### [Consignes]
- A) Les affirmations suivantes concordent-elles avec l'extrait sur les contrôleurs d'accès ? Répondez par oui ou par non et citez les mots décisifs du texte.
(i) Les pratiques visées sont listées aux articles 5 et 6.
(ii) Ces pratiques augmentent les marges des utilisateurs professionnels.
(iii) La mise en avant systématique de produits proposés par des entreprises liées aux plateformes fait partie des pratiques visées.
- B) Reprenez mot pour mot le passage de l'extrait sur les contrôleurs d'accès qui commence par « Le recueil et » et se poursuit jusqu'à « liées aux plateformes. ».

### [Extrait du texte]
▽
B. PRÉCISER LES OBLIGATIONS ET INTERDICTIONS IMPOSÉES AUX CONTRÔLEURS D'ACCÈS

1. Les principaux abus constatés qui restreignent la liberté des entreprises utilisatrices et des utilisateurs finaux sont ciblés

Les articles 5 et 6 listent un ensemble de pratiques systémiques structurelles qui nuisent incontestablement à la fluidité du marché numérique, dans la mesure où elles constituent des « goulots d'étranglement » ( bottlenecks ) techniques ou juridiques qui empêchent les utilisateurs des grandes plateformes, entreprises comme consommateurs, de développer leurs relations sans être contraints d'utiliser les services du contrôleur d'accès, ce qui réduit les marges des utilisateurs professionnels.

Le recueil et le traitement de données auxquelles l'entreprise utilisatrice elle-même n'a pas accès sont également dans le viseur, tout comme l'encadrement de la fixation des prix des entreprises utilisatrices, l'impossibilité dans laquelle elles sont mises de développer leurs propres applications ou encore la mise en avant systématique des produits et services proposés aux utilisateurs finaux par des entreprises liées aux plateformes.
△
### [Lignes fournies]
▽
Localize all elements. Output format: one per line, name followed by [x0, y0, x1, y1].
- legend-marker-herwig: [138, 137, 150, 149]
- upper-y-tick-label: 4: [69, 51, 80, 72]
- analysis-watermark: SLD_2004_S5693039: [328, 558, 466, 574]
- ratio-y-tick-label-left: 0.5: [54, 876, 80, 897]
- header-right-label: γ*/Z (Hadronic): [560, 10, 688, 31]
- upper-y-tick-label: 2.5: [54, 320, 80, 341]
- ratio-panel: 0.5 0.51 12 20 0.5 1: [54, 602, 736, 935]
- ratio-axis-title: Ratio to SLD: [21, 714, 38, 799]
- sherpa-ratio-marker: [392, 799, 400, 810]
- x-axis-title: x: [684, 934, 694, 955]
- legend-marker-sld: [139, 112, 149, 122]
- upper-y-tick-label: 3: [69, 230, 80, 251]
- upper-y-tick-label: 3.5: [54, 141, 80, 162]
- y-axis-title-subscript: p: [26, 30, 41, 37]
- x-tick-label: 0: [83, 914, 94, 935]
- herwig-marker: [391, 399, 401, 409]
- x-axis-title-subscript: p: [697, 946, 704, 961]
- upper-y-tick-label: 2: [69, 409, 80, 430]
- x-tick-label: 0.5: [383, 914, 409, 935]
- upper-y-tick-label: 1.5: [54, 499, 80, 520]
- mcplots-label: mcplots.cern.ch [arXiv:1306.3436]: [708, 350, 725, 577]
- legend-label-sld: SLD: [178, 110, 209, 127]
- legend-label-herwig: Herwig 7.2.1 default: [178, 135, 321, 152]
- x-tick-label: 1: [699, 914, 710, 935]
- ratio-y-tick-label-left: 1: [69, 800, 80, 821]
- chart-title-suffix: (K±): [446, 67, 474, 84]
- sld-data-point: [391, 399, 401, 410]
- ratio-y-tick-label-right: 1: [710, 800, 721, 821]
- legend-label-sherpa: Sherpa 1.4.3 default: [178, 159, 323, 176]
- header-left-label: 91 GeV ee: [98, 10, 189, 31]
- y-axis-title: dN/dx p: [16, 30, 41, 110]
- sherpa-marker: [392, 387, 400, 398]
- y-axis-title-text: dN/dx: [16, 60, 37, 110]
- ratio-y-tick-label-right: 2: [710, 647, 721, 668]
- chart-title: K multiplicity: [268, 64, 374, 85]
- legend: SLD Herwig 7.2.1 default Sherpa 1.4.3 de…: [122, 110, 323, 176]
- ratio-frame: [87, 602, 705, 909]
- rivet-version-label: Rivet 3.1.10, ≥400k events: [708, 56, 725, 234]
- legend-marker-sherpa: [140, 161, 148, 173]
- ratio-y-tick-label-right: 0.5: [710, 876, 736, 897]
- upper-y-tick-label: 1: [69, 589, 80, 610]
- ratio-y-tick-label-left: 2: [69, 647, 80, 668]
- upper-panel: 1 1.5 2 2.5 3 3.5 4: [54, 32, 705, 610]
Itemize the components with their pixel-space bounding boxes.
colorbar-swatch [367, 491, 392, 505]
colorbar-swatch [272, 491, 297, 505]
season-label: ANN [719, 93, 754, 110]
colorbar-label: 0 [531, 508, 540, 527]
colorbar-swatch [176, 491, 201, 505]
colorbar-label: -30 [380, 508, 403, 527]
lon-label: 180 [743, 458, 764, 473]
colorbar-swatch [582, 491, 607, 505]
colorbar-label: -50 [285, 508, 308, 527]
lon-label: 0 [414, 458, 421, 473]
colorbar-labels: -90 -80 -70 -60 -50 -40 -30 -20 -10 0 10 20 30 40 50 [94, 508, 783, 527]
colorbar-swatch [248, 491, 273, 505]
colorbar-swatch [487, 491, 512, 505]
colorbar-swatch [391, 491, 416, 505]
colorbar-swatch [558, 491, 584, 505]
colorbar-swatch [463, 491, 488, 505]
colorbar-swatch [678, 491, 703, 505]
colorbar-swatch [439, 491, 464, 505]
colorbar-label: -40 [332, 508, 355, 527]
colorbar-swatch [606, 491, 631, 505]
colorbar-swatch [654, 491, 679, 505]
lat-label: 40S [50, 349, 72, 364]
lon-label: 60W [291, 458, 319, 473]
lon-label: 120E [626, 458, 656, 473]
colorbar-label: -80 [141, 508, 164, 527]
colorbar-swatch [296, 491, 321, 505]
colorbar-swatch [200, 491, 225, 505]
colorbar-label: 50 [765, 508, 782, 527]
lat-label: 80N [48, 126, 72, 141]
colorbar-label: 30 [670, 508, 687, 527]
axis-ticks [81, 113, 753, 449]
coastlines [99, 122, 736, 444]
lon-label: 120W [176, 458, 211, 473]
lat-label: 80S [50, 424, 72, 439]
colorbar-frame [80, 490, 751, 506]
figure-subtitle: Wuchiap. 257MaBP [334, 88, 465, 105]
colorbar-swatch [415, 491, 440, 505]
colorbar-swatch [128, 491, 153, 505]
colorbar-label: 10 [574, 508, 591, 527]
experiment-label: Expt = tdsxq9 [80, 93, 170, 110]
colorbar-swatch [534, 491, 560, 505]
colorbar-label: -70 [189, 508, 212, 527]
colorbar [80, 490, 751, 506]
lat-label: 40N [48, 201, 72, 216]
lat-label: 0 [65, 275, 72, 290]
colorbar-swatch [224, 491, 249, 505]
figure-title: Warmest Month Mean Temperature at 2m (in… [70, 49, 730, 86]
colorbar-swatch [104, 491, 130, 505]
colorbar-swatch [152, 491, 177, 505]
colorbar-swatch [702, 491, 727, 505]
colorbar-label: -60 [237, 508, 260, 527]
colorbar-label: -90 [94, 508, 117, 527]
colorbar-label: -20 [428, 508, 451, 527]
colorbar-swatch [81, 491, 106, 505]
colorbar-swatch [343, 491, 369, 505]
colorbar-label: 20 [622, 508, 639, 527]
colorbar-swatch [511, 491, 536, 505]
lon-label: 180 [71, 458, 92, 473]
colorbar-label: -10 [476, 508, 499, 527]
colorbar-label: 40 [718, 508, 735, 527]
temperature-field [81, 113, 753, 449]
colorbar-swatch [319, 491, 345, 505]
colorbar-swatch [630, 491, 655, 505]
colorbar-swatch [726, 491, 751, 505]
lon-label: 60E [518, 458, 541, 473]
△
### [Réponses]
- A)
(i) Oui : « Les articles 5 et 6 listent un ensemble de pratiques systémiques structurelles ».
(ii) Non : « ce qui réduit les marges des utilisateurs professionnels ».
(iii) Oui : « la mise en avant systématique des produits et services proposés aux utilisateurs finaux par des entreprises liées aux plateformes ».

- B)
Le recueil et le traitement de données auxquelles l'entreprise utilisatrice elle-même n'a pas accès sont également dans le viseur, tout comme l'encadrement de la fixation des prix des entreprises utilisatrices, l'impossibilité dans laquelle elles sont mises de développer leurs propres applications ou encore la mise en avant systématique des produits et services proposés aux utilisateurs finaux par des entreprises liées aux plateformes.